■ Data shown ■
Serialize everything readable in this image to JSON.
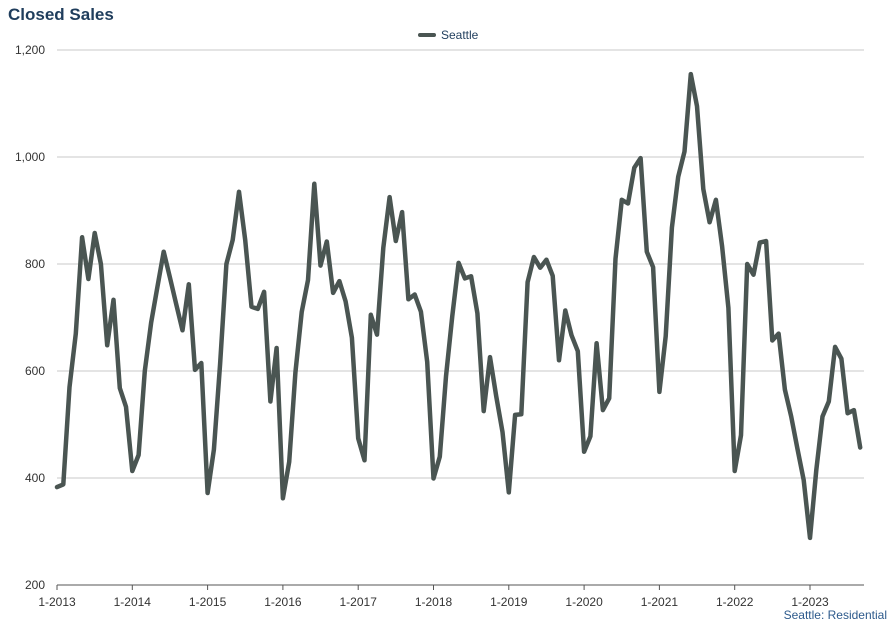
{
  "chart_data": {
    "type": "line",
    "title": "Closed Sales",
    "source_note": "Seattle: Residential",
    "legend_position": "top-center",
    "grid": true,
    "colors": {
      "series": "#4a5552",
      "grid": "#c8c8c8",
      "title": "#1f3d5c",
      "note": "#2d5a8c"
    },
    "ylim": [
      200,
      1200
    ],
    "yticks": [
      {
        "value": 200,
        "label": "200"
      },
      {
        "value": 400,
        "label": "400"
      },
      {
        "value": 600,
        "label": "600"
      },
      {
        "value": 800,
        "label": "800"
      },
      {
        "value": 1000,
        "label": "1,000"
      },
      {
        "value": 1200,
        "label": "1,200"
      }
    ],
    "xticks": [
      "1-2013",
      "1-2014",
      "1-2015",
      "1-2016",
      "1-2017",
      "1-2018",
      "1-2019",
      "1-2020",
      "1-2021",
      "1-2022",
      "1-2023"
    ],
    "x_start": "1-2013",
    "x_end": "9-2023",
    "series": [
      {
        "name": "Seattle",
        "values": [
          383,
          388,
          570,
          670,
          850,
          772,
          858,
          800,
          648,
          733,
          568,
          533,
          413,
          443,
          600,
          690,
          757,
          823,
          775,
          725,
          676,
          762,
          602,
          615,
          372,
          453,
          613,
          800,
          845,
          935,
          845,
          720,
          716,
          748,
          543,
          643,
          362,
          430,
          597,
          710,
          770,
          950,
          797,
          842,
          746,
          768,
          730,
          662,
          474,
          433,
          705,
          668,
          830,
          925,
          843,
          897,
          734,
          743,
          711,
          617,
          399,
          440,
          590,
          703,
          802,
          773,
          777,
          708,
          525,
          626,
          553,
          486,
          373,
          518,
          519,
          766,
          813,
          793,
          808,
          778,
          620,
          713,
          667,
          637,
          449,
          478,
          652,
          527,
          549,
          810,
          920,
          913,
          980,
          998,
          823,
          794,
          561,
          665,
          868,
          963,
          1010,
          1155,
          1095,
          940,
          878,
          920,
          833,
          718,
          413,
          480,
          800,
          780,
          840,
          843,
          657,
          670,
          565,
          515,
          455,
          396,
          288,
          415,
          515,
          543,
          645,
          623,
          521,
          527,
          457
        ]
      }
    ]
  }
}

■ Required work ■
Filter the entries and copy out every line with the word "Seattle".

■ Written answer ■
    "source_note": "Seattle: Residential",
        "name": "Seattle",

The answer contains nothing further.